:: STORED RECORDS ::
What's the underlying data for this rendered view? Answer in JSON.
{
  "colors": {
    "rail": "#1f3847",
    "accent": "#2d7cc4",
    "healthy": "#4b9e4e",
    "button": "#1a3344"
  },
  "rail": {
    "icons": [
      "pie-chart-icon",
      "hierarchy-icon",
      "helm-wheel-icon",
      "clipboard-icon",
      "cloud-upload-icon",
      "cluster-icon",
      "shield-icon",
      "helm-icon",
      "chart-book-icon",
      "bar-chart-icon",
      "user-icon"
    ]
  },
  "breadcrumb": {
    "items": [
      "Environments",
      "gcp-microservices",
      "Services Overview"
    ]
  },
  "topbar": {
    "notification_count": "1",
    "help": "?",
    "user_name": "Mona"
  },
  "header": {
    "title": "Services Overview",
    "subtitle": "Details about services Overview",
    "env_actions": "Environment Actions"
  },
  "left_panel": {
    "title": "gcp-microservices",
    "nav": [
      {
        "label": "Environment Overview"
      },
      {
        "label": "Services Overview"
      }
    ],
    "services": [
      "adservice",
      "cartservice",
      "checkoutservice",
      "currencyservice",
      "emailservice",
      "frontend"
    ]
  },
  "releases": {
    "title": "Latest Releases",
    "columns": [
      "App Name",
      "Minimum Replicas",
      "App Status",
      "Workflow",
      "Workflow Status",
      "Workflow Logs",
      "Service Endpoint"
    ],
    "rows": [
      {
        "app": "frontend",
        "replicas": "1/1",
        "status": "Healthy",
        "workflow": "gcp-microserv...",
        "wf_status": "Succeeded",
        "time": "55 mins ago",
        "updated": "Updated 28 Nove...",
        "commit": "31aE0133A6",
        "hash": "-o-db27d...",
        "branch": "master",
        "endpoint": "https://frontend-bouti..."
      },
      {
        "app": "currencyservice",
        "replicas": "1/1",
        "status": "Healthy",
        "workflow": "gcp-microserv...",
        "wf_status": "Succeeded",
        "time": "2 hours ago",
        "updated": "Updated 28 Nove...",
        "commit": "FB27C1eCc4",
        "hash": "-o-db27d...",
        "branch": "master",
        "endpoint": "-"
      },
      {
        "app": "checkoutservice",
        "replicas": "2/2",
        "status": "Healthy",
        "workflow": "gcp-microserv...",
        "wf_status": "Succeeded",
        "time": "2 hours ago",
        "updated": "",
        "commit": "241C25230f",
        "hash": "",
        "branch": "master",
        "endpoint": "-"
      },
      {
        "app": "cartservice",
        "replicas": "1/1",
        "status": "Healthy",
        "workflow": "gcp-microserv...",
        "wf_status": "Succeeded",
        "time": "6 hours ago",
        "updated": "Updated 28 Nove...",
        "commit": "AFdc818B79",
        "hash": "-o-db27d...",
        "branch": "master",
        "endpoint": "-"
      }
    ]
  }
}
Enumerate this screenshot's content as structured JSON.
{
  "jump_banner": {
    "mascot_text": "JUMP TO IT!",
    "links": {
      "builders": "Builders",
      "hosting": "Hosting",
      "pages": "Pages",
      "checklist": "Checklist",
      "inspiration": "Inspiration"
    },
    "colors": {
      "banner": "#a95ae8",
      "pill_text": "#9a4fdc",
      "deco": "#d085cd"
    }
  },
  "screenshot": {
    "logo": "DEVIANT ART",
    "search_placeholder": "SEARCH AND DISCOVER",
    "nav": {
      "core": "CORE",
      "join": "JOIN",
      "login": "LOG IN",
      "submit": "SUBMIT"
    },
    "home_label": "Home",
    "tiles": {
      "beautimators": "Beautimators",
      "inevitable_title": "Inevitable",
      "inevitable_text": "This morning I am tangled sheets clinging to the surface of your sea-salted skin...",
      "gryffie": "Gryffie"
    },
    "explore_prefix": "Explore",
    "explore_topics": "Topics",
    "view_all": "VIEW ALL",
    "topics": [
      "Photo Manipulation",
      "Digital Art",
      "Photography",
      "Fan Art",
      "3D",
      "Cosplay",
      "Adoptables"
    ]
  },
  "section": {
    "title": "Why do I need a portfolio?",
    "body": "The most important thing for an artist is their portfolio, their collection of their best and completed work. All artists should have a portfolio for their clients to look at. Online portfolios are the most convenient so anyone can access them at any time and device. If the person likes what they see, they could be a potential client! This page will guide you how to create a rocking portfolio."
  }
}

:: WHAT YOU WILL DO ::
Count the lines above that contain the word "chart". Give only the number.

:: ANSWER TO THE PROBLEM ::
3